### REQUIRED TASK
Pull out every line from the listing that has the word "Rīgas".

### MATERIAL SHOWN
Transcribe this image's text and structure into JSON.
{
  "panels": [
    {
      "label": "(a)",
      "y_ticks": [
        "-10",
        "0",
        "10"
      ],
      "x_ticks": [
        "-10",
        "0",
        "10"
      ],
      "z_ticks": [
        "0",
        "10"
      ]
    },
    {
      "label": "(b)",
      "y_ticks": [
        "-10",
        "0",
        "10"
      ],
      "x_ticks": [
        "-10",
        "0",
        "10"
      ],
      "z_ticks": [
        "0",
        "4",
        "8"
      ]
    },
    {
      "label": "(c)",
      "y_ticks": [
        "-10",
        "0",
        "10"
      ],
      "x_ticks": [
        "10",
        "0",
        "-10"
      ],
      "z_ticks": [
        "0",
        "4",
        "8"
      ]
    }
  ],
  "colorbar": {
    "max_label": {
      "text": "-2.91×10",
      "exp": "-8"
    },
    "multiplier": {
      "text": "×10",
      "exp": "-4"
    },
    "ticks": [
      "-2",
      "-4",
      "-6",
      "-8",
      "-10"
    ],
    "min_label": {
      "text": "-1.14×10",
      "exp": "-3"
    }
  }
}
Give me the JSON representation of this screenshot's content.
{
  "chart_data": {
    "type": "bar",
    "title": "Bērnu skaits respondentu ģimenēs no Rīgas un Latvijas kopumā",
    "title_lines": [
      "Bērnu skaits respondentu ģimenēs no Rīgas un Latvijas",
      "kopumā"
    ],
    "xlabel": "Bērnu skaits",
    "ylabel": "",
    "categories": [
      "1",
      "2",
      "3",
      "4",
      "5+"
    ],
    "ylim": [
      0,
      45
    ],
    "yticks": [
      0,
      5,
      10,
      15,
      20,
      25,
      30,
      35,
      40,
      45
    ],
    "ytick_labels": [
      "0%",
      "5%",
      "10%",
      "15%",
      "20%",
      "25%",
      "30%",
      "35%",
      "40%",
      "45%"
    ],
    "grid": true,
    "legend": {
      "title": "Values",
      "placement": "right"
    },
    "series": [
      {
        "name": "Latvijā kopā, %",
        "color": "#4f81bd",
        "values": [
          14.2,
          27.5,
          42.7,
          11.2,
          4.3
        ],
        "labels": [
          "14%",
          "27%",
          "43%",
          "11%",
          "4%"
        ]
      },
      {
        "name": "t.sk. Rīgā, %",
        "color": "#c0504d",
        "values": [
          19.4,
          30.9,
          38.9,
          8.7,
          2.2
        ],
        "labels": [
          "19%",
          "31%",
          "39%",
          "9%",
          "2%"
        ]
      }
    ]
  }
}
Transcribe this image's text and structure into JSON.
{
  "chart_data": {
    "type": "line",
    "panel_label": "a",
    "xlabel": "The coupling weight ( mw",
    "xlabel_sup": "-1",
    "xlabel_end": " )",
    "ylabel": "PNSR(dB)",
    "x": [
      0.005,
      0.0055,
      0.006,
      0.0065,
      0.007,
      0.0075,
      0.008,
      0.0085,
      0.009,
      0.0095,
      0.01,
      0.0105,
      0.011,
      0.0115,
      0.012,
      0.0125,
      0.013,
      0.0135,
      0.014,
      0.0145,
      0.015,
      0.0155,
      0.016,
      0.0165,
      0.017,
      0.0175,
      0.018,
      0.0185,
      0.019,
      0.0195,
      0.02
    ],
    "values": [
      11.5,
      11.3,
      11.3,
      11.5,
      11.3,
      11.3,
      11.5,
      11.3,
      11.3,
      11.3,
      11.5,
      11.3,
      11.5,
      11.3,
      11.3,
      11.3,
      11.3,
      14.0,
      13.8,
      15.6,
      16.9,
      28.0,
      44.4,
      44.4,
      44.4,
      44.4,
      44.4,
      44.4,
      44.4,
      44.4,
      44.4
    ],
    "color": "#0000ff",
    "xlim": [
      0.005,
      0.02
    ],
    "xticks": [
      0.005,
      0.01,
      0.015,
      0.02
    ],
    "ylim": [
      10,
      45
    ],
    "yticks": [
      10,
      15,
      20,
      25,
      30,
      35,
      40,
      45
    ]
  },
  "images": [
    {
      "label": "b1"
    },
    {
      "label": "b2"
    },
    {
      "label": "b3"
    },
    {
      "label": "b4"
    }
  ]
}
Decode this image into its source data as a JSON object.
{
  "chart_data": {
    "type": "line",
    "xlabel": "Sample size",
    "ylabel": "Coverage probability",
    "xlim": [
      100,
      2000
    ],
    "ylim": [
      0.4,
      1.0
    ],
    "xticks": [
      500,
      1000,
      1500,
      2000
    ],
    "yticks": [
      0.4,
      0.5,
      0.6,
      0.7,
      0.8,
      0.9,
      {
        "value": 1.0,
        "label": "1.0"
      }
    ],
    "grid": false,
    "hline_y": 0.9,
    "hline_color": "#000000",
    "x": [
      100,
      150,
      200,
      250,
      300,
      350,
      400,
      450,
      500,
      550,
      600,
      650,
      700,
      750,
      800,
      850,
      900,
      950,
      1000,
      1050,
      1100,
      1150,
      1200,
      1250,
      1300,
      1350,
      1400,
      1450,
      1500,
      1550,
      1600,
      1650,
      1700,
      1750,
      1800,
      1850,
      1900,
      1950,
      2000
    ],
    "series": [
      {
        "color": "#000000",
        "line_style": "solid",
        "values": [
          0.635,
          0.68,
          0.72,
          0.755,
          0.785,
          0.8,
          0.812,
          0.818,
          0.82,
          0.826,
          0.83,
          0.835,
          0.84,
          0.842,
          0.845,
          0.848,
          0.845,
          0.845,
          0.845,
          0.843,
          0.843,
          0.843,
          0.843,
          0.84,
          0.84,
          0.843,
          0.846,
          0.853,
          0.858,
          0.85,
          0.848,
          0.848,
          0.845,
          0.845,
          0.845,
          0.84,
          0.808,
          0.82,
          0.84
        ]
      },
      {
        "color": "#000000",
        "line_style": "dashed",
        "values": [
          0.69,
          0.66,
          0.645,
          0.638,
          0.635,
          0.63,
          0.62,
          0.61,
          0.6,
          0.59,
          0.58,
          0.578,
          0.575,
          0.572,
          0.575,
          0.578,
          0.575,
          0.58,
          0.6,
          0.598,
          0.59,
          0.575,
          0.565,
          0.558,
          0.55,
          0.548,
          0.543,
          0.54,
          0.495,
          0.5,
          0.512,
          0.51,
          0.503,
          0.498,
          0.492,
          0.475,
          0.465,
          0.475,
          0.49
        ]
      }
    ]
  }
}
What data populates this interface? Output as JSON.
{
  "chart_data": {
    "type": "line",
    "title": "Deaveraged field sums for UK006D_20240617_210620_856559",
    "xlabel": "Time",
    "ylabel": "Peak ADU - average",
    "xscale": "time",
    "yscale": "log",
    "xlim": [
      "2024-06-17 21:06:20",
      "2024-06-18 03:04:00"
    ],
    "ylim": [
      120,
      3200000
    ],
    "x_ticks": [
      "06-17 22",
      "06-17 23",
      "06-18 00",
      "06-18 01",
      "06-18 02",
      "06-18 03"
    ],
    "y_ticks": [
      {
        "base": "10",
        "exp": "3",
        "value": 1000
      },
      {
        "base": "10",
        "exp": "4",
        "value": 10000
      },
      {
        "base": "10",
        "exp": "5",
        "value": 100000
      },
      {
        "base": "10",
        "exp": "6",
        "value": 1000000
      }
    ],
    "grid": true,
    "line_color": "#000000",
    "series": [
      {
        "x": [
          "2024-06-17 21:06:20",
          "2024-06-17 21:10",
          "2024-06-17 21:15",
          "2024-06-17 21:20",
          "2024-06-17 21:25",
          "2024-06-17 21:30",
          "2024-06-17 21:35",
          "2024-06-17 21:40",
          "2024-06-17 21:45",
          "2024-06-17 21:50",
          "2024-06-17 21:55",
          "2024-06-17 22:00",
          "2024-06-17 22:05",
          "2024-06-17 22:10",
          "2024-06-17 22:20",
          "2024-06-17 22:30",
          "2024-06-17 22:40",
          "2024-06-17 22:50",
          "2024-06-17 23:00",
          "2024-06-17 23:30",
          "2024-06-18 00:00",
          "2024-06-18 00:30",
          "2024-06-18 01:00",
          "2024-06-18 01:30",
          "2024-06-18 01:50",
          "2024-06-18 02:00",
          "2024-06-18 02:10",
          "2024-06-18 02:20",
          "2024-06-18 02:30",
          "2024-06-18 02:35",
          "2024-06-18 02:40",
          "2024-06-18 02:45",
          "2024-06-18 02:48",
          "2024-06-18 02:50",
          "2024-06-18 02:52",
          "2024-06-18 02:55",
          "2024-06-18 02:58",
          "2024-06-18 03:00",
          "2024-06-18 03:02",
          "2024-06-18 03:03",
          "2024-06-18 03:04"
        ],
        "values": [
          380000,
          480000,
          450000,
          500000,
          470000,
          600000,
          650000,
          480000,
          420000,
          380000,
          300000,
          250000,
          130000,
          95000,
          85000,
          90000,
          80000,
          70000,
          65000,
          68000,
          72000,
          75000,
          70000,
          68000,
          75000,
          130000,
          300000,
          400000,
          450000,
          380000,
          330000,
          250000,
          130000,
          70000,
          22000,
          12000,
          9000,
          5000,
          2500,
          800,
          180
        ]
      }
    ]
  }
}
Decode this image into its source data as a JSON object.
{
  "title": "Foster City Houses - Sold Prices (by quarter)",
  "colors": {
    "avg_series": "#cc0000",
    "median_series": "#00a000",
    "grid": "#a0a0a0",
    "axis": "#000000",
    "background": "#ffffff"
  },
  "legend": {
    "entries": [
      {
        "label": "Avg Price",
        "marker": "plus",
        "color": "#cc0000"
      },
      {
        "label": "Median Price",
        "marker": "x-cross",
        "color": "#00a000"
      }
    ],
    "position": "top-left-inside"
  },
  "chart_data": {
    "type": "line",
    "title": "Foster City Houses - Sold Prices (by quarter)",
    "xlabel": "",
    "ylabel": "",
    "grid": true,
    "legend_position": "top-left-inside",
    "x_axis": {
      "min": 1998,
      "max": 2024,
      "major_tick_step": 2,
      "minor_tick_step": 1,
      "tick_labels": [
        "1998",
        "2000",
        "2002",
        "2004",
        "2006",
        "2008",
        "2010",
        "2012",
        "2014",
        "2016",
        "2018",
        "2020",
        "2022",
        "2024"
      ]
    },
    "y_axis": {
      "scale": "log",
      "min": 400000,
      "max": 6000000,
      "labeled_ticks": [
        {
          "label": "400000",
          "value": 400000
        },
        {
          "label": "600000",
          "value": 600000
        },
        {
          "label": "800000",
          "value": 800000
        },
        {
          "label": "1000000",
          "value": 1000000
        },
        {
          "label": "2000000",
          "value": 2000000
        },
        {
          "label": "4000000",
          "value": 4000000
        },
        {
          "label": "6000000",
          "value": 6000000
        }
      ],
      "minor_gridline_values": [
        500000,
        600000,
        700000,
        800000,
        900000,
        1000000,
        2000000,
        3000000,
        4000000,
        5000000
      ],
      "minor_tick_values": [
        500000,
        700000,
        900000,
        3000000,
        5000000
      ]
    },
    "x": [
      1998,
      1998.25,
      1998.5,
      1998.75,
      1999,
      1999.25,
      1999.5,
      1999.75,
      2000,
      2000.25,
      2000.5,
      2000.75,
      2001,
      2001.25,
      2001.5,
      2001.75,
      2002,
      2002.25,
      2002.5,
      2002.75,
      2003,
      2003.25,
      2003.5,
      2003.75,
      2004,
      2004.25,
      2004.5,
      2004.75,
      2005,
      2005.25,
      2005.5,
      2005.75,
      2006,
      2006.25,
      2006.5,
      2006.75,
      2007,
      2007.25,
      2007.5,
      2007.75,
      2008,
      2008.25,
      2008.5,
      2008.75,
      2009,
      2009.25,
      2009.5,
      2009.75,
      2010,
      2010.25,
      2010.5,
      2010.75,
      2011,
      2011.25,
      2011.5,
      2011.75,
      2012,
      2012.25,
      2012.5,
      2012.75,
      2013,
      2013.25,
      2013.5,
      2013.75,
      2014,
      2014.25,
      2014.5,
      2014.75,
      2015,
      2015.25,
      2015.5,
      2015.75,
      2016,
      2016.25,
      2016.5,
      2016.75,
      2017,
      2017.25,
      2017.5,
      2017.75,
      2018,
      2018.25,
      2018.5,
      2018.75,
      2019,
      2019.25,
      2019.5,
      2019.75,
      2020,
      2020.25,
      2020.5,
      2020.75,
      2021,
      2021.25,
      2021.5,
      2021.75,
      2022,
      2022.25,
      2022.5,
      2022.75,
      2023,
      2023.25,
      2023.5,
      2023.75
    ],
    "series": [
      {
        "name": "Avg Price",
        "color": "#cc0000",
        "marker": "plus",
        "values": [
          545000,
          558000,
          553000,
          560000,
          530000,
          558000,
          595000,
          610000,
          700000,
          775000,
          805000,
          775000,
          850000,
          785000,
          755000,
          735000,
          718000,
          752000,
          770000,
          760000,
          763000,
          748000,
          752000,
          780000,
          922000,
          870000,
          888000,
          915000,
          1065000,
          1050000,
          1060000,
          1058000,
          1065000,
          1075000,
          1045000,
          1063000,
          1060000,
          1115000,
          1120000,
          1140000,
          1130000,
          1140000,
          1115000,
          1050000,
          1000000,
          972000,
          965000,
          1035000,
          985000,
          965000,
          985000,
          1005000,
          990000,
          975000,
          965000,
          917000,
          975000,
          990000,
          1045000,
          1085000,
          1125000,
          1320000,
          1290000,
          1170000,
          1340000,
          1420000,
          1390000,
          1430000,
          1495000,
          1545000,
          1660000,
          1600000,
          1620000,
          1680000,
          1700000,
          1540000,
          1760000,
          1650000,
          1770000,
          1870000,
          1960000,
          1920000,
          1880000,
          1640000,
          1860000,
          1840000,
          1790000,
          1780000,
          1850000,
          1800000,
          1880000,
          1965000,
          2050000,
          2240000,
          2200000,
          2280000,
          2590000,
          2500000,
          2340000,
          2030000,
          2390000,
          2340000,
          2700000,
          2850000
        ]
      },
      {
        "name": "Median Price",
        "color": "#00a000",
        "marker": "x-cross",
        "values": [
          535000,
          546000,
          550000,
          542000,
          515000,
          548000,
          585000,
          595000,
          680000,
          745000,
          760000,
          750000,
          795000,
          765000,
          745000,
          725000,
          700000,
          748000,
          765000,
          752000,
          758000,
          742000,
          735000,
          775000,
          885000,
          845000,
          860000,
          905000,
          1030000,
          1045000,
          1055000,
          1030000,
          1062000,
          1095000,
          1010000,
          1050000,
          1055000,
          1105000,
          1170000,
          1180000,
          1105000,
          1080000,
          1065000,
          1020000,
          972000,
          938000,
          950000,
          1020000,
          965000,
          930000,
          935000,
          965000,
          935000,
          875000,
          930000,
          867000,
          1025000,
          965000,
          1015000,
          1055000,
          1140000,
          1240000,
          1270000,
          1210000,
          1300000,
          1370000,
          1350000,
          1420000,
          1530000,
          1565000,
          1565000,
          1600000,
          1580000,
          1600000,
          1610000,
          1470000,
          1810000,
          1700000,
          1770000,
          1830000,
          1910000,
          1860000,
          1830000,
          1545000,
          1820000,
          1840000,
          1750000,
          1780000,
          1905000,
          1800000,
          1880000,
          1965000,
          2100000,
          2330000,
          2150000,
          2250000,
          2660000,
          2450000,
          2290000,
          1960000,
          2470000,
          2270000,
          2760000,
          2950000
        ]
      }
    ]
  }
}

### COMPLETE OUTPUT
    "title": "Bērnu skaits respondentu ģimenēs no Rīgas un Latvijas kopumā",
      "Bērnu skaits respondentu ģimenēs no Rīgas un Latvijas",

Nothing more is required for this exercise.